# TASK STATEMENT
Return all the records, each one exactly as given.

*** DATA TO PROCESS ***

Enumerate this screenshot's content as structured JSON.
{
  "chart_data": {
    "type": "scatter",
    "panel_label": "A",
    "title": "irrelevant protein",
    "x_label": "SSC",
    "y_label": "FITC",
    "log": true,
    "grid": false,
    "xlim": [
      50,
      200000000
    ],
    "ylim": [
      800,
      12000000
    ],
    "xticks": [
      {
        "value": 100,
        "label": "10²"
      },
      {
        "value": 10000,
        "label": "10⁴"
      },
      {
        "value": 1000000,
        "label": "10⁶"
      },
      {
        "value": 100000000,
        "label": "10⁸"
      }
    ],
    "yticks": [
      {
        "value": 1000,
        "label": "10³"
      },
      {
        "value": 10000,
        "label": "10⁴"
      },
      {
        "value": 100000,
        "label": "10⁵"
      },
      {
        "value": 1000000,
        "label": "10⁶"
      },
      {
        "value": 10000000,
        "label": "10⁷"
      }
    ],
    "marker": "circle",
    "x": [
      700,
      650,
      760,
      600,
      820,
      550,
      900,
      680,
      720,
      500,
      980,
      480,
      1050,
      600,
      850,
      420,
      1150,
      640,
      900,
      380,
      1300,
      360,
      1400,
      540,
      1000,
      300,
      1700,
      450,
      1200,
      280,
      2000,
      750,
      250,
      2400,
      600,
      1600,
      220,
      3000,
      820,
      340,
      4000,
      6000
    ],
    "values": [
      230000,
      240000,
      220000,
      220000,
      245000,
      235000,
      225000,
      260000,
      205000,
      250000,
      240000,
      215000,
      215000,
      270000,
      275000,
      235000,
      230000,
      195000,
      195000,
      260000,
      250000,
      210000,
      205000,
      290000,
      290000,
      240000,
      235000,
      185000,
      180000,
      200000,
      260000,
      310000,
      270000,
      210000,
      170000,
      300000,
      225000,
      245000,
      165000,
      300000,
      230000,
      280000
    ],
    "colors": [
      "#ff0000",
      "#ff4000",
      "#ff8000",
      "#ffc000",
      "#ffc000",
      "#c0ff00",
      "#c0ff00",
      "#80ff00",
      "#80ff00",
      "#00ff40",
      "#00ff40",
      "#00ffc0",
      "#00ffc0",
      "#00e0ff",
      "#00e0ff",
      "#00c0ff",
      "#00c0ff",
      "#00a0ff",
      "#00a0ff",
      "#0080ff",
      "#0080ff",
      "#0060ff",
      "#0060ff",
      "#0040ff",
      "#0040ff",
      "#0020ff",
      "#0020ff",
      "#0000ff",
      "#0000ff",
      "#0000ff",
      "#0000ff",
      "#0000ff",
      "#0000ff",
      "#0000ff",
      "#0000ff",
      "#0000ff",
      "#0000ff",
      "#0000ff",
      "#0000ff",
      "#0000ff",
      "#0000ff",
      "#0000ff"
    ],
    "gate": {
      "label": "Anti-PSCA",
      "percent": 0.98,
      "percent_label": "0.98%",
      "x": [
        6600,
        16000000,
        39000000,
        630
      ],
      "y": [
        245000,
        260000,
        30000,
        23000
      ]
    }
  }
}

*** End of DATA TO PROCESS ***

# EXERCISE OUTPUT
Enumerate this screenshot's content as structured JSON.
{
  "chart_data": {
    "type": "scatter",
    "panel_label": "A",
    "title": "irrelevant protein",
    "x_label": "SSC",
    "y_label": "FITC",
    "log": true,
    "grid": false,
    "xlim": [
      50,
      200000000
    ],
    "ylim": [
      800,
      12000000
    ],
    "xticks": [
      {
        "value": 100,
        "label": "10²"
      },
      {
        "value": 10000,
        "label": "10⁴"
      },
      {
        "value": 1000000,
        "label": "10⁶"
      },
      {
        "value": 100000000,
        "label": "10⁸"
      }
    ],
    "yticks": [
      {
        "value": 1000,
        "label": "10³"
      },
      {
        "value": 10000,
        "label": "10⁴"
      },
      {
        "value": 100000,
        "label": "10⁵"
      },
      {
        "value": 1000000,
        "label": "10⁶"
      },
      {
        "value": 10000000,
        "label": "10⁷"
      }
    ],
    "marker": "circle",
    "x": [
      700,
      650,
      760,
      600,
      820,
      550,
      900,
      680,
      720,
      500,
      980,
      480,
      1050,
      600,
      850,
      420,
      1150,
      640,
      900,
      380,
      1300,
      360,
      1400,
      540,
      1000,
      300,
      1700,
      450,
      1200,
      280,
      2000,
      750,
      250,
      2400,
      600,
      1600,
      220,
      3000,
      820,
      340,
      4000,
      6000
    ],
    "values": [
      230000,
      240000,
      220000,
      220000,
      245000,
      235000,
      225000,
      260000,
      205000,
      250000,
      240000,
      215000,
      215000,
      270000,
      275000,
      235000,
      230000,
      195000,
      195000,
      260000,
      250000,
      210000,
      205000,
      290000,
      290000,
      240000,
      235000,
      185000,
      180000,
      200000,
      260000,
      310000,
      270000,
      210000,
      170000,
      300000,
      225000,
      245000,
      165000,
      300000,
      230000,
      280000
    ],
    "colors": [
      "#ff0000",
      "#ff4000",
      "#ff8000",
      "#ffc000",
      "#ffc000",
      "#c0ff00",
      "#c0ff00",
      "#80ff00",
      "#80ff00",
      "#00ff40",
      "#00ff40",
      "#00ffc0",
      "#00ffc0",
      "#00e0ff",
      "#00e0ff",
      "#00c0ff",
      "#00c0ff",
      "#00a0ff",
      "#00a0ff",
      "#0080ff",
      "#0080ff",
      "#0060ff",
      "#0060ff",
      "#0040ff",
      "#0040ff",
      "#0020ff",
      "#0020ff",
      "#0000ff",
      "#0000ff",
      "#0000ff",
      "#0000ff",
      "#0000ff",
      "#0000ff",
      "#0000ff",
      "#0000ff",
      "#0000ff",
      "#0000ff",
      "#0000ff",
      "#0000ff",
      "#0000ff",
      "#0000ff",
      "#0000ff"
    ],
    "gate": {
      "label": "Anti-PSCA",
      "percent": 0.98,
      "percent_label": "0.98%",
      "x": [
        6600,
        16000000,
        39000000,
        630
      ],
      "y": [
        245000,
        260000,
        30000,
        23000
      ]
    }
  }
}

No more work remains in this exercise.